> **DESCRIPTION OF THE TASK**:
Each line from the one that holds "Transcribe this image's" to the end of the records is to be retyped exactly. Pictures are not part of the copy.

> **Figure content listings**:

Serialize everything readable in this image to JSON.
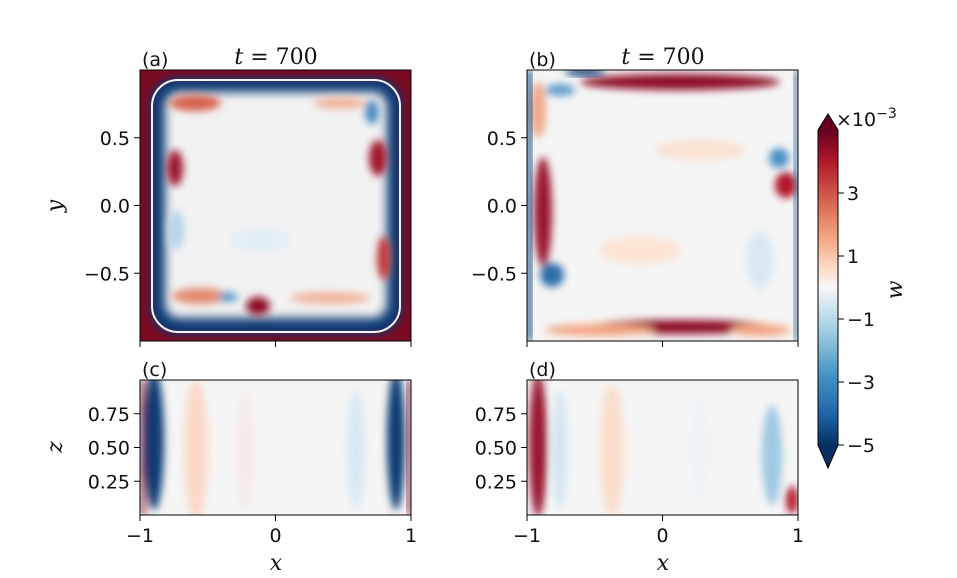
{
  "chart_data": {
    "type": "heatmap",
    "colorbar": {
      "label": "w",
      "multiplier": "×10",
      "multiplier_exponent": "−3",
      "range": [
        -5,
        5
      ],
      "extend": "both",
      "ticks": [
        -5,
        -3,
        -1,
        1,
        3
      ],
      "tick_labels": [
        "−5",
        "−3",
        "−1",
        "1",
        "3"
      ],
      "colormap": "RdBu_r",
      "color_stops": [
        "#053061",
        "#2166ac",
        "#4393c3",
        "#92c5de",
        "#d1e5f0",
        "#f7f7f7",
        "#fddbc7",
        "#f4a582",
        "#d6604d",
        "#b2182b",
        "#67001f"
      ]
    },
    "panels": [
      {
        "id": "a",
        "label": "(a)",
        "title_var": "t",
        "title_eq": " = 700",
        "t": 700,
        "plane": "xy",
        "xlabel": "",
        "ylabel": "y",
        "xlim": [
          -1,
          1
        ],
        "ylim": [
          -1,
          1
        ],
        "xticks": [],
        "yticks": [
          -0.5,
          0.0,
          0.5
        ],
        "ytick_labels": [
          "−0.5",
          "0.0",
          "0.5"
        ]
      },
      {
        "id": "b",
        "label": "(b)",
        "title_var": "t",
        "title_eq": " = 700",
        "t": 700,
        "plane": "xy",
        "xlabel": "",
        "ylabel": "",
        "xlim": [
          -1,
          1
        ],
        "ylim": [
          -1,
          1
        ],
        "xticks": [],
        "yticks": [
          -0.5,
          0.0,
          0.5
        ],
        "ytick_labels": [
          "−0.5",
          "0.0",
          "0.5"
        ]
      },
      {
        "id": "c",
        "label": "(c)",
        "plane": "xz",
        "xlabel": "x",
        "ylabel": "z",
        "xlim": [
          -1,
          1
        ],
        "ylim": [
          0,
          1
        ],
        "xticks": [
          -1,
          0,
          1
        ],
        "xtick_labels": [
          "−1",
          "0",
          "1"
        ],
        "yticks": [
          0.25,
          0.5,
          0.75
        ],
        "ytick_labels": [
          "0.25",
          "0.50",
          "0.75"
        ]
      },
      {
        "id": "d",
        "label": "(d)",
        "plane": "xz",
        "xlabel": "x",
        "ylabel": "",
        "xlim": [
          -1,
          1
        ],
        "ylim": [
          0,
          1
        ],
        "xticks": [
          -1,
          0,
          1
        ],
        "xtick_labels": [
          "−1",
          "0",
          "1"
        ],
        "yticks": [
          0.25,
          0.5,
          0.75
        ],
        "ytick_labels": [
          "0.25",
          "0.50",
          "0.75"
        ]
      }
    ]
  }
}
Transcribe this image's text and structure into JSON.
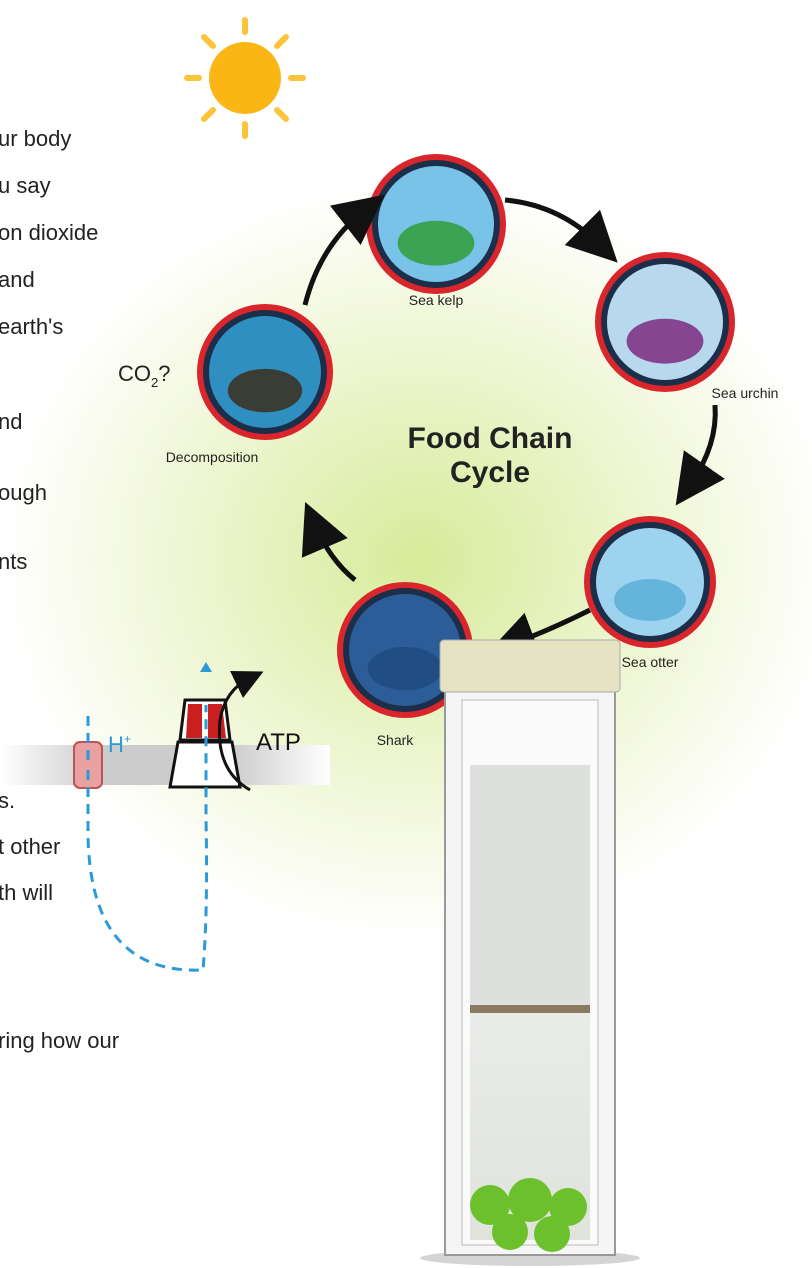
{
  "text_fragments": [
    "ur body",
    "u say",
    "on dioxide",
    "and",
    "earth's",
    "nd",
    "ough",
    "nts",
    "s.",
    "t other",
    "th will",
    "ring how our"
  ],
  "co2_line": {
    "main": "CO",
    "sub": "2",
    "suffix": "?"
  },
  "food_chain": {
    "title_line1": "Food Chain",
    "title_line2": "Cycle",
    "nodes": [
      {
        "label": "Sea kelp"
      },
      {
        "label": "Sea urchin"
      },
      {
        "label": "Sea otter"
      },
      {
        "label": "Shark"
      },
      {
        "label": "Decomposition"
      }
    ]
  },
  "atp_diagram": {
    "proton": "H",
    "proton_charge": "+",
    "product": "ATP"
  }
}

> **OUTPUT FOR THIS TASK**:
Transcribe this image's text and structure into JSON.
{
  "text_fragments": [
    "ur body",
    "u say",
    "on dioxide",
    "and",
    "earth's",
    "nd",
    "ough",
    "nts",
    "s.",
    "t other",
    "th will",
    "ring how our"
  ],
  "co2_line": {
    "main": "CO",
    "sub": "2",
    "suffix": "?"
  },
  "food_chain": {
    "title_line1": "Food Chain",
    "title_line2": "Cycle",
    "nodes": [
      {
        "label": "Sea kelp"
      },
      {
        "label": "Sea urchin"
      },
      {
        "label": "Sea otter"
      },
      {
        "label": "Shark"
      },
      {
        "label": "Decomposition"
      }
    ]
  },
  "atp_diagram": {
    "proton": "H",
    "proton_charge": "+",
    "product": "ATP"
  }
}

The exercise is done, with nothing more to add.